(Data records)
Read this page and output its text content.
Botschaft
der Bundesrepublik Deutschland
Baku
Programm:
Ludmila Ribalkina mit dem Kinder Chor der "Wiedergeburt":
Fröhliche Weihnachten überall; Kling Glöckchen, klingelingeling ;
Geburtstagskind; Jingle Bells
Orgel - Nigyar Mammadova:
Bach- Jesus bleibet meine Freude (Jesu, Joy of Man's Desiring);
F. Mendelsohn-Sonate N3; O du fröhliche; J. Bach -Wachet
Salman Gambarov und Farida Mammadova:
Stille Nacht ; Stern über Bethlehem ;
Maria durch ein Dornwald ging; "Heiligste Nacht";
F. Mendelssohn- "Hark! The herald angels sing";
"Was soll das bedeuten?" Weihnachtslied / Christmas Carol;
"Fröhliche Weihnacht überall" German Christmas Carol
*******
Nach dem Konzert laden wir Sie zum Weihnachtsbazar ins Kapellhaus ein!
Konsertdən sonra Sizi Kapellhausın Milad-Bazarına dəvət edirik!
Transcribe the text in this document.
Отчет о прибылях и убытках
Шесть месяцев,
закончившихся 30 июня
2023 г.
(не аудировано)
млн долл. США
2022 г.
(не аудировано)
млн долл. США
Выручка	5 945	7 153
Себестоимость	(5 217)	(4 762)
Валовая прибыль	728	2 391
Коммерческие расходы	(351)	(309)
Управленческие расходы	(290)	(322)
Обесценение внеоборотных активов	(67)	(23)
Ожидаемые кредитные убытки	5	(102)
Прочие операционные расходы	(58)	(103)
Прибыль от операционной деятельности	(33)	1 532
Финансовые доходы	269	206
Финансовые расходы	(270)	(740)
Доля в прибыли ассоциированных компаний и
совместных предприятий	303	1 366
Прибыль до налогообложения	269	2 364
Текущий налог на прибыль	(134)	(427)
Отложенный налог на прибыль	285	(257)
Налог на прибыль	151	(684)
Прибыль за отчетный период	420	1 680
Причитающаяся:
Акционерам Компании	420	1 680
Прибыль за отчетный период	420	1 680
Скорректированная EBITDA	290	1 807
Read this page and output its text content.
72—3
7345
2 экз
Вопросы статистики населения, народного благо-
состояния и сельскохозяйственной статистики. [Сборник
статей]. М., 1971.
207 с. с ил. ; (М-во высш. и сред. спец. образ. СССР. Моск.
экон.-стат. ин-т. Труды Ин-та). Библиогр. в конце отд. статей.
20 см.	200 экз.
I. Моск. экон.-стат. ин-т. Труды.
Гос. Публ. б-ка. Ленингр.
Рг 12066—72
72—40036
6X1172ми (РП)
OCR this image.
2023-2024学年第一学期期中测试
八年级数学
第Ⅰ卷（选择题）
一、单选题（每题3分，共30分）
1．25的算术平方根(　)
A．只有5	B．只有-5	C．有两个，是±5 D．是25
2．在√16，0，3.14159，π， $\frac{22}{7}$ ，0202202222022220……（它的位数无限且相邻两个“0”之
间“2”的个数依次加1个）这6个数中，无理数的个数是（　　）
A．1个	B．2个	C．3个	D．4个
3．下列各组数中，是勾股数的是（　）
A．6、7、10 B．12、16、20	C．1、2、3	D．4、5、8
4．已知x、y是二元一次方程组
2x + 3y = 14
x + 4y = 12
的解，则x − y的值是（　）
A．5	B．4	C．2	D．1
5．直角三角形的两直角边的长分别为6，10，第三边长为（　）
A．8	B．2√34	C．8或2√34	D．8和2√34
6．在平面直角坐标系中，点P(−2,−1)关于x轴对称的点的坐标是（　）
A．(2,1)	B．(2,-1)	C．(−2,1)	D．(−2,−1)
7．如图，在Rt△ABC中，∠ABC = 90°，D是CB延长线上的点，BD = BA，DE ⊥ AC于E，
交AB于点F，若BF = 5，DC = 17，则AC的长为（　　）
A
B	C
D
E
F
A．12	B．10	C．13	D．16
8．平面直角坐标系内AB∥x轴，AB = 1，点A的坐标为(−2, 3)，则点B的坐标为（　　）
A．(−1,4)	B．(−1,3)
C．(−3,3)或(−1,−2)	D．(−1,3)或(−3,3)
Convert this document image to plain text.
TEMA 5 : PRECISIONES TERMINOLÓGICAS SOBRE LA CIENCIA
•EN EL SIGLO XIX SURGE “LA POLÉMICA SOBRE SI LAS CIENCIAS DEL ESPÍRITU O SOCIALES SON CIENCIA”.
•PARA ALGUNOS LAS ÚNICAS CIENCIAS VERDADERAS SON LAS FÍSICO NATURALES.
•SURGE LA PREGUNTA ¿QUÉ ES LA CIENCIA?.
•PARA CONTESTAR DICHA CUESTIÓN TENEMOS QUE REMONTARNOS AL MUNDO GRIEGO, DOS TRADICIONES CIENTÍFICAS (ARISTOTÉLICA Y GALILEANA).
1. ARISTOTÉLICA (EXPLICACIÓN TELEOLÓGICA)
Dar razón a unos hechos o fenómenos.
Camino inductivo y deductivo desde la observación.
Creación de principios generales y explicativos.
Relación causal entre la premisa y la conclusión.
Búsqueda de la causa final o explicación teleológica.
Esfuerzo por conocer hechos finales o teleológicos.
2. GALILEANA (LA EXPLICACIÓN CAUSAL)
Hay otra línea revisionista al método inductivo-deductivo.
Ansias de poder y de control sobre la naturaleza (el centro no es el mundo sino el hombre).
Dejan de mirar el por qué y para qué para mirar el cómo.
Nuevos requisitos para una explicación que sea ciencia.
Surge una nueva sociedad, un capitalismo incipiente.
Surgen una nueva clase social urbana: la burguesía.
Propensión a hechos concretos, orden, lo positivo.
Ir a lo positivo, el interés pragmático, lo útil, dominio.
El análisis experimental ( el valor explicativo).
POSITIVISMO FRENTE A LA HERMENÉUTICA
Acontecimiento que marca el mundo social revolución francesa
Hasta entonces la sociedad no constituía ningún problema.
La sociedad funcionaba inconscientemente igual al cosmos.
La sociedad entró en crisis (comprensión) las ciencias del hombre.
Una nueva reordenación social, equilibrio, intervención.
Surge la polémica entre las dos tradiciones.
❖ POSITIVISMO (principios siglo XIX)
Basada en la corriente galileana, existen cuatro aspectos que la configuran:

## Direction
Copy all lines from the material that contain "hombre".

## Solution
Ansias de poder y de control sobre la naturaleza (el centro no es el mundo sino el hombre).
La sociedad entró en crisis (comprensión) las ciencias del hombre.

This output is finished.